▶ **WHAT THIS TASK INVOLVES**:
Transcribe the entries that follow exactly as they appear, minus pictures.

▶ **RECORDS**:
════
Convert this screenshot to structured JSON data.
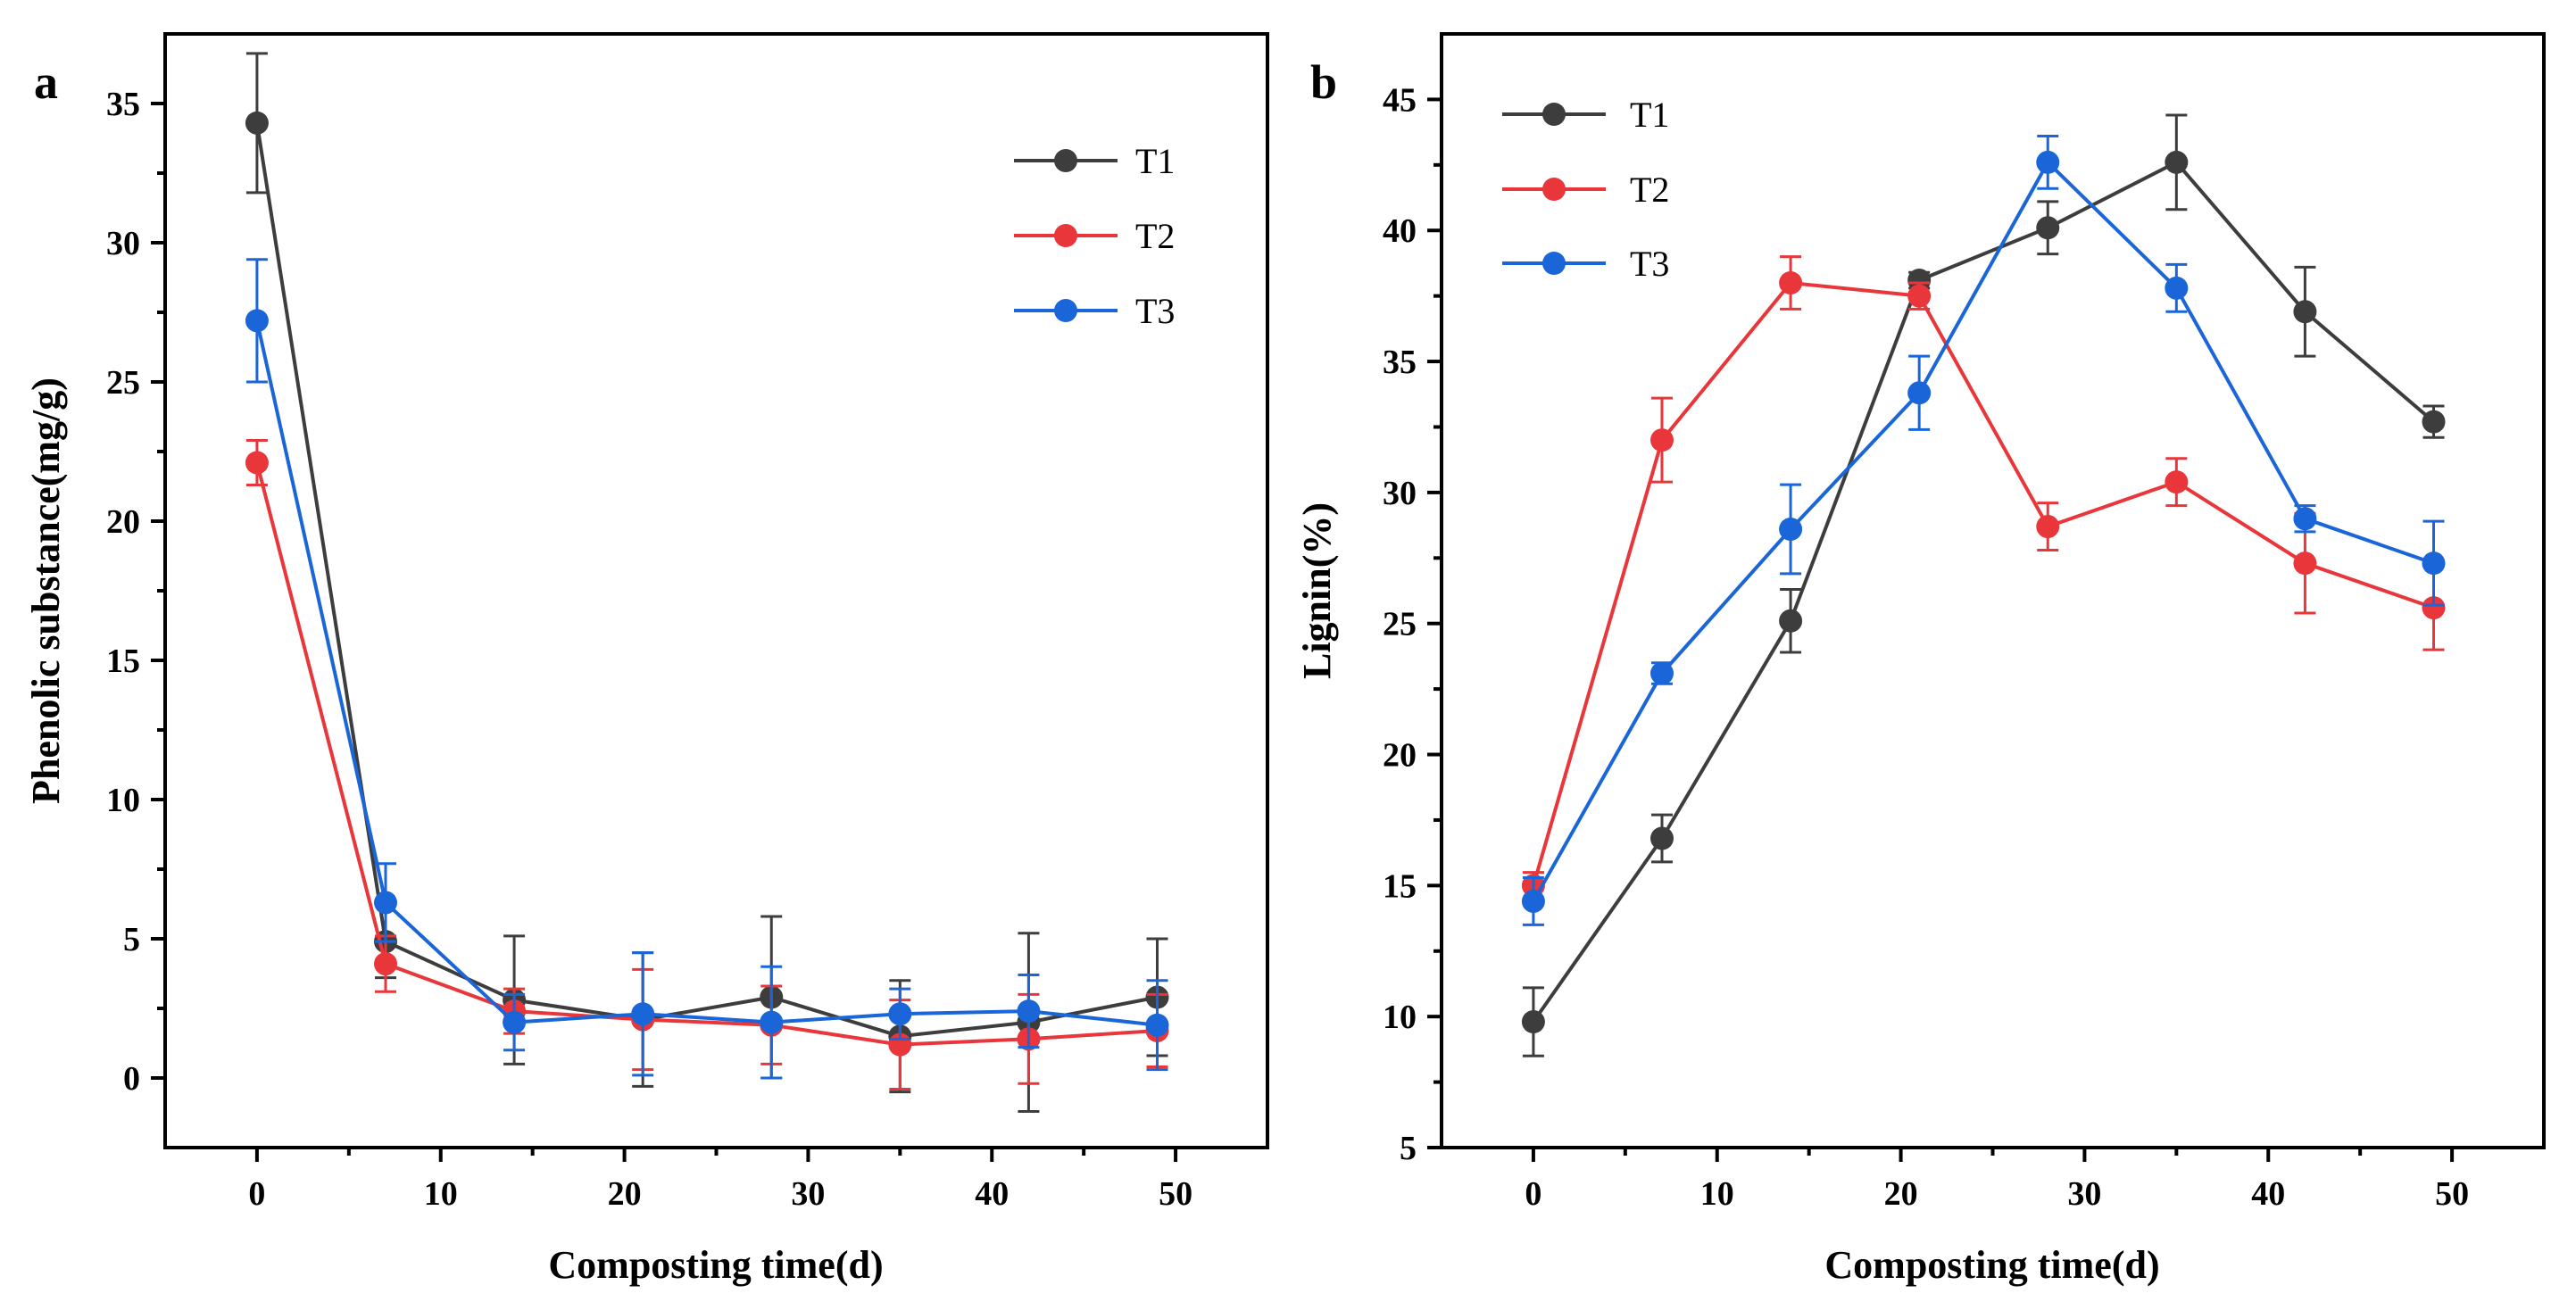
{
  "chart_data": [
    {
      "type": "line",
      "panel_label": "a",
      "title": "",
      "xlabel": "Composting time(d)",
      "ylabel": "Phenolic substance(mg/g)",
      "xlim": [
        -5,
        55
      ],
      "ylim": [
        -2.5,
        37.5
      ],
      "xticks": [
        0,
        10,
        20,
        30,
        40,
        50
      ],
      "yticks": [
        0,
        5,
        10,
        15,
        20,
        25,
        30,
        35
      ],
      "legend_position": "top-right",
      "x": [
        0,
        7,
        14,
        21,
        28,
        35,
        42,
        49
      ],
      "series": [
        {
          "name": "T1",
          "color": "#3d3d3d",
          "values": [
            34.3,
            4.9,
            2.8,
            2.1,
            2.9,
            1.5,
            2.0,
            2.9
          ],
          "errors": [
            2.5,
            1.3,
            2.3,
            2.4,
            2.9,
            2.0,
            3.2,
            2.1
          ]
        },
        {
          "name": "T2",
          "color": "#e8363a",
          "values": [
            22.1,
            4.1,
            2.4,
            2.1,
            1.9,
            1.2,
            1.4,
            1.7
          ],
          "errors": [
            0.8,
            1.0,
            0.8,
            1.8,
            1.4,
            1.6,
            1.6,
            1.3
          ]
        },
        {
          "name": "T3",
          "color": "#1a66d9",
          "values": [
            27.2,
            6.3,
            2.0,
            2.3,
            2.0,
            2.3,
            2.4,
            1.9
          ],
          "errors": [
            2.2,
            1.4,
            1.0,
            2.2,
            2.0,
            0.9,
            1.3,
            1.6
          ]
        }
      ]
    },
    {
      "type": "line",
      "panel_label": "b",
      "title": "",
      "xlabel": "Composting time(d)",
      "ylabel": "Lignin(%)",
      "xlim": [
        -5,
        55
      ],
      "ylim": [
        5,
        47.5
      ],
      "xticks": [
        0,
        10,
        20,
        30,
        40,
        50
      ],
      "yticks": [
        5,
        10,
        15,
        20,
        25,
        30,
        35,
        40,
        45
      ],
      "legend_position": "top-left",
      "x": [
        0,
        7,
        14,
        21,
        28,
        35,
        42,
        49
      ],
      "series": [
        {
          "name": "T1",
          "color": "#3d3d3d",
          "values": [
            9.8,
            16.8,
            25.1,
            38.1,
            40.1,
            42.6,
            36.9,
            32.7
          ],
          "errors": [
            1.3,
            0.9,
            1.2,
            0.3,
            1.0,
            1.8,
            1.7,
            0.6
          ]
        },
        {
          "name": "T2",
          "color": "#e8363a",
          "values": [
            15.0,
            32.0,
            38.0,
            37.5,
            28.7,
            30.4,
            27.3,
            25.6
          ],
          "errors": [
            0.5,
            1.6,
            1.0,
            0.5,
            0.9,
            0.9,
            1.9,
            1.6
          ]
        },
        {
          "name": "T3",
          "color": "#1a66d9",
          "values": [
            14.4,
            23.1,
            28.6,
            33.8,
            42.6,
            37.8,
            29.0,
            27.3
          ],
          "errors": [
            0.9,
            0.4,
            1.7,
            1.4,
            1.0,
            0.9,
            0.5,
            1.6
          ]
        }
      ]
    }
  ]
}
════
▶ **COMPLETED EXERCISE**:
Convert this screenshot to structured JSON data.
{
  "chart_data": [
    {
      "type": "line",
      "panel_label": "a",
      "title": "",
      "xlabel": "Composting time(d)",
      "ylabel": "Phenolic substance(mg/g)",
      "xlim": [
        -5,
        55
      ],
      "ylim": [
        -2.5,
        37.5
      ],
      "xticks": [
        0,
        10,
        20,
        30,
        40,
        50
      ],
      "yticks": [
        0,
        5,
        10,
        15,
        20,
        25,
        30,
        35
      ],
      "legend_position": "top-right",
      "x": [
        0,
        7,
        14,
        21,
        28,
        35,
        42,
        49
      ],
      "series": [
        {
          "name": "T1",
          "color": "#3d3d3d",
          "values": [
            34.3,
            4.9,
            2.8,
            2.1,
            2.9,
            1.5,
            2.0,
            2.9
          ],
          "errors": [
            2.5,
            1.3,
            2.3,
            2.4,
            2.9,
            2.0,
            3.2,
            2.1
          ]
        },
        {
          "name": "T2",
          "color": "#e8363a",
          "values": [
            22.1,
            4.1,
            2.4,
            2.1,
            1.9,
            1.2,
            1.4,
            1.7
          ],
          "errors": [
            0.8,
            1.0,
            0.8,
            1.8,
            1.4,
            1.6,
            1.6,
            1.3
          ]
        },
        {
          "name": "T3",
          "color": "#1a66d9",
          "values": [
            27.2,
            6.3,
            2.0,
            2.3,
            2.0,
            2.3,
            2.4,
            1.9
          ],
          "errors": [
            2.2,
            1.4,
            1.0,
            2.2,
            2.0,
            0.9,
            1.3,
            1.6
          ]
        }
      ]
    },
    {
      "type": "line",
      "panel_label": "b",
      "title": "",
      "xlabel": "Composting time(d)",
      "ylabel": "Lignin(%)",
      "xlim": [
        -5,
        55
      ],
      "ylim": [
        5,
        47.5
      ],
      "xticks": [
        0,
        10,
        20,
        30,
        40,
        50
      ],
      "yticks": [
        5,
        10,
        15,
        20,
        25,
        30,
        35,
        40,
        45
      ],
      "legend_position": "top-left",
      "x": [
        0,
        7,
        14,
        21,
        28,
        35,
        42,
        49
      ],
      "series": [
        {
          "name": "T1",
          "color": "#3d3d3d",
          "values": [
            9.8,
            16.8,
            25.1,
            38.1,
            40.1,
            42.6,
            36.9,
            32.7
          ],
          "errors": [
            1.3,
            0.9,
            1.2,
            0.3,
            1.0,
            1.8,
            1.7,
            0.6
          ]
        },
        {
          "name": "T2",
          "color": "#e8363a",
          "values": [
            15.0,
            32.0,
            38.0,
            37.5,
            28.7,
            30.4,
            27.3,
            25.6
          ],
          "errors": [
            0.5,
            1.6,
            1.0,
            0.5,
            0.9,
            0.9,
            1.9,
            1.6
          ]
        },
        {
          "name": "T3",
          "color": "#1a66d9",
          "values": [
            14.4,
            23.1,
            28.6,
            33.8,
            42.6,
            37.8,
            29.0,
            27.3
          ],
          "errors": [
            0.9,
            0.4,
            1.7,
            1.4,
            1.0,
            0.9,
            0.5,
            1.6
          ]
        }
      ]
    }
  ]
}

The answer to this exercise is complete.